◆ Requirements
Look through the material below for "pause". Copy every line that contains it.

# # #

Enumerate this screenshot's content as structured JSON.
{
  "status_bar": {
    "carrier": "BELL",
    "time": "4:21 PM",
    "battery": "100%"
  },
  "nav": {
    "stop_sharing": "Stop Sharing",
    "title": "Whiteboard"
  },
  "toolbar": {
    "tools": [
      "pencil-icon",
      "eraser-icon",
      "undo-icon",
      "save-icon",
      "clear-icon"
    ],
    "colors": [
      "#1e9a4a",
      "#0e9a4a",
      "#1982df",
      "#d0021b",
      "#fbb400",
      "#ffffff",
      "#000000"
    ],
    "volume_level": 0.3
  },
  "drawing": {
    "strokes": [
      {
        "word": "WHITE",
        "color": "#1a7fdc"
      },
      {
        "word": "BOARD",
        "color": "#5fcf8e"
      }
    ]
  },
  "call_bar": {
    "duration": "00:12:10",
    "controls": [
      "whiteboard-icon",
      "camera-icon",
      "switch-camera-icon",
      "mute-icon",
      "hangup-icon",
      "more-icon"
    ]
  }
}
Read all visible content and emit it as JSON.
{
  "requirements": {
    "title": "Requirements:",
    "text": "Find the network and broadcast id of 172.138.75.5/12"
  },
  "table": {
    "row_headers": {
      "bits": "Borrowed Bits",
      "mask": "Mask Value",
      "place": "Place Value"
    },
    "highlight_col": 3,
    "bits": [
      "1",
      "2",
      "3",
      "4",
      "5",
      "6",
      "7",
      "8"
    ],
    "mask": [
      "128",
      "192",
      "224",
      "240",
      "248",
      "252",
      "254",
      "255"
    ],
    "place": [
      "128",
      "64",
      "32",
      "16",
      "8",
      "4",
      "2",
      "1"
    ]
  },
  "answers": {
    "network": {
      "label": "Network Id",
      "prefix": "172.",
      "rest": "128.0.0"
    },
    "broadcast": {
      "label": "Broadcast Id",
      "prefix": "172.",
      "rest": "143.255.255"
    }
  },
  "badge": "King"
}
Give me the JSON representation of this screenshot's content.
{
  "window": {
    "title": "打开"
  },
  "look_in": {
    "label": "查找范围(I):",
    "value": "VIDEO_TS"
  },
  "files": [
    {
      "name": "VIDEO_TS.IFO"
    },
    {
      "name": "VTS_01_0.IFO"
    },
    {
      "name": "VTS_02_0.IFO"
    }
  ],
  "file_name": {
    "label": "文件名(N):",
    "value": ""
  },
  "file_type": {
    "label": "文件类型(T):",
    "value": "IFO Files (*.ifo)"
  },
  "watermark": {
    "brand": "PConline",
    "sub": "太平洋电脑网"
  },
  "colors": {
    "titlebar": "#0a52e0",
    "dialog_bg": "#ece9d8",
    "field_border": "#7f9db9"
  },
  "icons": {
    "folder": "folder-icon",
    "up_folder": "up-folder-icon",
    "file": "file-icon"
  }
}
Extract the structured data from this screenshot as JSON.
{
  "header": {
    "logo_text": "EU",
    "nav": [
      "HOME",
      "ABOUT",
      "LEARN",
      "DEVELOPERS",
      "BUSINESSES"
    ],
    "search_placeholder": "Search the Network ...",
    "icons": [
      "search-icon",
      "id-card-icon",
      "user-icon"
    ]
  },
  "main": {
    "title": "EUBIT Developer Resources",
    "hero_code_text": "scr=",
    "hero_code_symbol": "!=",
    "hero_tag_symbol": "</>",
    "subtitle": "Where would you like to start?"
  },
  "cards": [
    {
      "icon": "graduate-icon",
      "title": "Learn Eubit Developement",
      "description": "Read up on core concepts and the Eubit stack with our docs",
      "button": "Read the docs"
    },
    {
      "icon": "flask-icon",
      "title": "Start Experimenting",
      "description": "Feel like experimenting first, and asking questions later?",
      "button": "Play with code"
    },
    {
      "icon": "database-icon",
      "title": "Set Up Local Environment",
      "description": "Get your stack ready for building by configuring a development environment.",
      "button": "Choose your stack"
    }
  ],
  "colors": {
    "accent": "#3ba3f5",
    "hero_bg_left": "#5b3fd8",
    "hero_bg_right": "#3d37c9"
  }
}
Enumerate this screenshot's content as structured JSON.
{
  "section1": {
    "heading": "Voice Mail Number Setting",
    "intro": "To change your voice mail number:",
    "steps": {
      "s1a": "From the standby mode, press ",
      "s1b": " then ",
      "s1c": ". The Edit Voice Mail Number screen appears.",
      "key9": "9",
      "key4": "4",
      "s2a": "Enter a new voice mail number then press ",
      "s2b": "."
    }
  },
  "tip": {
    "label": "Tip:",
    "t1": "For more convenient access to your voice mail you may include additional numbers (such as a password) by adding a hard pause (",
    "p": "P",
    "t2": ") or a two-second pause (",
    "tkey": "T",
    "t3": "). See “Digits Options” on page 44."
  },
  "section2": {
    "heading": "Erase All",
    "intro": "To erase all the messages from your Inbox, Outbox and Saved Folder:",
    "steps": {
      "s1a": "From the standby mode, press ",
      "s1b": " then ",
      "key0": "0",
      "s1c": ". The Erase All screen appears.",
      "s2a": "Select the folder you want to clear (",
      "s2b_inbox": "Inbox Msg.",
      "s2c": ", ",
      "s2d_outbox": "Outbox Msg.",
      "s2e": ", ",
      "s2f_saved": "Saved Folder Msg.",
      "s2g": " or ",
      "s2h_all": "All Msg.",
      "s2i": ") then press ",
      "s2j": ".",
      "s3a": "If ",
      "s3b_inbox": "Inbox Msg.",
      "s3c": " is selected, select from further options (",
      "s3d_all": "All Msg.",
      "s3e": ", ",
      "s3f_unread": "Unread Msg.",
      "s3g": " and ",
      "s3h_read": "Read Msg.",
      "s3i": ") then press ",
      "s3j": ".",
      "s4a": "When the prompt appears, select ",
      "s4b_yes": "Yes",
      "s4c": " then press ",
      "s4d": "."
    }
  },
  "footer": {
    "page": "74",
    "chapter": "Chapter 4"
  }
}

# # #

◆ Final result
    "t1": "For more convenient access to your voice mail you may include additional numbers (such as a password) by adding a hard pause (",
    "t2": ") or a two-second pause (",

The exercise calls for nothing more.